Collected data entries
----
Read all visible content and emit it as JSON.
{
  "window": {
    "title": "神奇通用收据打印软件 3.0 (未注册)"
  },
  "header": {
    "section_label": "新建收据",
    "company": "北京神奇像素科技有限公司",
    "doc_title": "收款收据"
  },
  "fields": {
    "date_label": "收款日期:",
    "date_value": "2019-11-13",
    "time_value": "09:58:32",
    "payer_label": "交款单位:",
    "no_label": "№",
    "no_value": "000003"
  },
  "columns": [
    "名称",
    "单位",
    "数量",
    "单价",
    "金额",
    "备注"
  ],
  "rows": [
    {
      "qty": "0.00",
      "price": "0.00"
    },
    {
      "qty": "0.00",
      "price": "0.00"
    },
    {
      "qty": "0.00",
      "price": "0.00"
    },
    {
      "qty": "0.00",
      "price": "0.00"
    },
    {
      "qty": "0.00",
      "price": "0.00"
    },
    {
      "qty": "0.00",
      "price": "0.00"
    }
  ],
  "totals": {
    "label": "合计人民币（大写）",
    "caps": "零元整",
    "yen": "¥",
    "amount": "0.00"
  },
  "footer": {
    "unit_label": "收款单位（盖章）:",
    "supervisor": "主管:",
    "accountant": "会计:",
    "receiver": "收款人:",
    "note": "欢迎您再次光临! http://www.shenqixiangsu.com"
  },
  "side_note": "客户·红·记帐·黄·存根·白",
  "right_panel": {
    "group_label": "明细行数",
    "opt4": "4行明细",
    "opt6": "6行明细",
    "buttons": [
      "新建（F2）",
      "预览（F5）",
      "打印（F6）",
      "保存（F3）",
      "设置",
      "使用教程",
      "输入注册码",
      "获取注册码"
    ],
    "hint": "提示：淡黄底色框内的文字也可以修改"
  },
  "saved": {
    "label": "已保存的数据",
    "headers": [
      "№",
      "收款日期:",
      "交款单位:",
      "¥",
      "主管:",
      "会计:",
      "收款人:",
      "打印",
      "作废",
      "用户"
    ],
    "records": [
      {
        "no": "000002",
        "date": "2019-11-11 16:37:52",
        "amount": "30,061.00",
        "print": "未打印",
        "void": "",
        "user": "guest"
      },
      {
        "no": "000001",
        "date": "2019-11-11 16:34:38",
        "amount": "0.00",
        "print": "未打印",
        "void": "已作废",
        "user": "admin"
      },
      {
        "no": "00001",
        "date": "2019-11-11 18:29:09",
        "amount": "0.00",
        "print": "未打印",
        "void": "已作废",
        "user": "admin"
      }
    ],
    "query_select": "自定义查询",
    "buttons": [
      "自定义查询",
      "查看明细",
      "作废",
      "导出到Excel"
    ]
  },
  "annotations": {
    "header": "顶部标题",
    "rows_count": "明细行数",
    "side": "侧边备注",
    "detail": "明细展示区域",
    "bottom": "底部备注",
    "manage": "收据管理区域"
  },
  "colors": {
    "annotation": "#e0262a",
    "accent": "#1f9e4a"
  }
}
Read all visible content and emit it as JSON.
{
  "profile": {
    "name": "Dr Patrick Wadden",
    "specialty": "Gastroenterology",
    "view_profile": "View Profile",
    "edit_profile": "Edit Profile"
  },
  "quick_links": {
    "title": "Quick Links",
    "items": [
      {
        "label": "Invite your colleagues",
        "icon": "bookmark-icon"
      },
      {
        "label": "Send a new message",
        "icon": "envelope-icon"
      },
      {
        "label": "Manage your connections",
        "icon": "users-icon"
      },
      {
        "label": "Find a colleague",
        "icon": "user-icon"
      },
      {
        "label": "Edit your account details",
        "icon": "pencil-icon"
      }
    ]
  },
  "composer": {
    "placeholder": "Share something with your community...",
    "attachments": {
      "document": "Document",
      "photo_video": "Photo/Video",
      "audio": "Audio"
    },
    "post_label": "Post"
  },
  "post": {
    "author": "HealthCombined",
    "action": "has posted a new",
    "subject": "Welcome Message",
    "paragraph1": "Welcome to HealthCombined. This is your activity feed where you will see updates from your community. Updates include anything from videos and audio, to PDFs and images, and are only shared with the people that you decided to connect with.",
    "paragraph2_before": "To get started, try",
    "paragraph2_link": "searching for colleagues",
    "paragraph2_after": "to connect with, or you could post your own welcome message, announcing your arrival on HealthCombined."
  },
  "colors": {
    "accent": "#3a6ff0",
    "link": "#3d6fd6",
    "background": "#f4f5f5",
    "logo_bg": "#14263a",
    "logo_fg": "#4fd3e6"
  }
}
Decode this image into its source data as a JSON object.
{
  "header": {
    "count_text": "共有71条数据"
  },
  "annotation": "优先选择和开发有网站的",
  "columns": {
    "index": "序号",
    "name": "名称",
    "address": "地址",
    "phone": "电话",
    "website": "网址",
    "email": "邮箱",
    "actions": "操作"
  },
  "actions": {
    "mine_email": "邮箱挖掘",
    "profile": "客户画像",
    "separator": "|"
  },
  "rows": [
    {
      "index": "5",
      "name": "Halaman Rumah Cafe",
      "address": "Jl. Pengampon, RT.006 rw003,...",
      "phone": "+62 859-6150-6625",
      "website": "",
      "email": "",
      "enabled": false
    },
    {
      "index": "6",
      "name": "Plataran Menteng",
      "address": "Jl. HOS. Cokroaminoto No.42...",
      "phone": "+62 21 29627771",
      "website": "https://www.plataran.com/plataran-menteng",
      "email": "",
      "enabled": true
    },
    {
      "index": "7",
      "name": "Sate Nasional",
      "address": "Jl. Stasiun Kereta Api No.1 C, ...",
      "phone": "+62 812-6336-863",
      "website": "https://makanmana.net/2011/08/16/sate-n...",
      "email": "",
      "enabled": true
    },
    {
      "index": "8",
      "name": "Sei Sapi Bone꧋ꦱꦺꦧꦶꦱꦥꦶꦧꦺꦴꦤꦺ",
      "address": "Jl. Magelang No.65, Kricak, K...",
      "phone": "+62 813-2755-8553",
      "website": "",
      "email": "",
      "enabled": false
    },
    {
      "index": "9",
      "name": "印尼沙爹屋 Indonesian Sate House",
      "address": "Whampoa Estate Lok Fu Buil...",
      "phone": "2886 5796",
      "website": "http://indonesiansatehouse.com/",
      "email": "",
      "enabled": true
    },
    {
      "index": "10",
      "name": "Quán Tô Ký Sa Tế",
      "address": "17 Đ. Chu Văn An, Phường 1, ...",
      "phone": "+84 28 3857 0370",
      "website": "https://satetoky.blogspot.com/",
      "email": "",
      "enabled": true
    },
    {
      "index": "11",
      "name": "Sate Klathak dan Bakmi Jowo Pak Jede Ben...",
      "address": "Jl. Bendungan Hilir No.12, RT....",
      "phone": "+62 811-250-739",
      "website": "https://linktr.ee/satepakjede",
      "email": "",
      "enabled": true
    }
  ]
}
----
Exercise objective: Say how many lines hold the word "https", giving the number and nothing else.

Task solution: 4